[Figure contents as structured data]
━━━━━━━━

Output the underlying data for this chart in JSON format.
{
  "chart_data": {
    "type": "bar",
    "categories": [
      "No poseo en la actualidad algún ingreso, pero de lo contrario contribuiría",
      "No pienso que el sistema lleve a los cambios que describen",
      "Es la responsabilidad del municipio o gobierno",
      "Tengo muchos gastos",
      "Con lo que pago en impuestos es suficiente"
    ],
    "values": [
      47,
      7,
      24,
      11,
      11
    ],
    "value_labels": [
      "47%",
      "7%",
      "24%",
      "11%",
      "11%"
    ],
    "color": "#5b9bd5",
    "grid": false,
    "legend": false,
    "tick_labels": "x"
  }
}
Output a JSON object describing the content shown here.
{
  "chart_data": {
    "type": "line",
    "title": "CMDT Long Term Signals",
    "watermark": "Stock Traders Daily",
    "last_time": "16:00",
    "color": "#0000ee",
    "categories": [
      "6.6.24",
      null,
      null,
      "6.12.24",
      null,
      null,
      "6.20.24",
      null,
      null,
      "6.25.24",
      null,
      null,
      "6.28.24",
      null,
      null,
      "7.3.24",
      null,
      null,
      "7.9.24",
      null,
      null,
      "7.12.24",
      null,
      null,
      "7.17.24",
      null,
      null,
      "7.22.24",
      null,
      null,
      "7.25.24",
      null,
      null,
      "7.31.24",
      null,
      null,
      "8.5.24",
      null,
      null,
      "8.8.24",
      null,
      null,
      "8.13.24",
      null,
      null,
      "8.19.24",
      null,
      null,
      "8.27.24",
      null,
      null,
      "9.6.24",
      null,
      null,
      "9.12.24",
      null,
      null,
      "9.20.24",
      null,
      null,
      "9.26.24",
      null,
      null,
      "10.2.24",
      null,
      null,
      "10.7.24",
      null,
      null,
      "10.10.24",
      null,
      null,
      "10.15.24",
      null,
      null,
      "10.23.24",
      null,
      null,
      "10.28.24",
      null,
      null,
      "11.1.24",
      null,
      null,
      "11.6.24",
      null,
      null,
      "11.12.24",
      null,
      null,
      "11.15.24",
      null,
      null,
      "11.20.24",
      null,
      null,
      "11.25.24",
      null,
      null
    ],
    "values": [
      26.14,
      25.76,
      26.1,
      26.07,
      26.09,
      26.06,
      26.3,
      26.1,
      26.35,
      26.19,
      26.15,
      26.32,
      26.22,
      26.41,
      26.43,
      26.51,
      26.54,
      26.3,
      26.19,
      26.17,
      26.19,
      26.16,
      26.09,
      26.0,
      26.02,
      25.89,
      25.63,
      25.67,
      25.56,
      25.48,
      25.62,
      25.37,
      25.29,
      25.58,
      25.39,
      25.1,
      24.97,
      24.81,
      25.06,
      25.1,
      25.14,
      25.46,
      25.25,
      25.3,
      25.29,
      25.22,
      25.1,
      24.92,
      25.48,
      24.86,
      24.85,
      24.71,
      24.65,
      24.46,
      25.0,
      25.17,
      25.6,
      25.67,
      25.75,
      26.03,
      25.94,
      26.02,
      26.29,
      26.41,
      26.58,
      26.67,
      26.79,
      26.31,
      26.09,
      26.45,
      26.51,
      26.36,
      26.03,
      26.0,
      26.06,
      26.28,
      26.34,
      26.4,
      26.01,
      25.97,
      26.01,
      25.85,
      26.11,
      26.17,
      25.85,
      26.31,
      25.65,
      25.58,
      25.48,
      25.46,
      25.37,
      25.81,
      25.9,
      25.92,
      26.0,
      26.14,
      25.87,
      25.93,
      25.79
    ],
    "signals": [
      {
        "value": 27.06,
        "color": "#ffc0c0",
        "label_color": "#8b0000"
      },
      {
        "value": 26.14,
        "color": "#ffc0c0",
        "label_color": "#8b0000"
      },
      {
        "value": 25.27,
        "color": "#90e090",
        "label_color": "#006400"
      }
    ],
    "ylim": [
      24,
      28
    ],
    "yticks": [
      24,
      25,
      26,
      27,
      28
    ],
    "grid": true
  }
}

━━━━━━━━

Task details: Report how many lines of the listing hold the string "JSON", giving only the number.

Task response: 2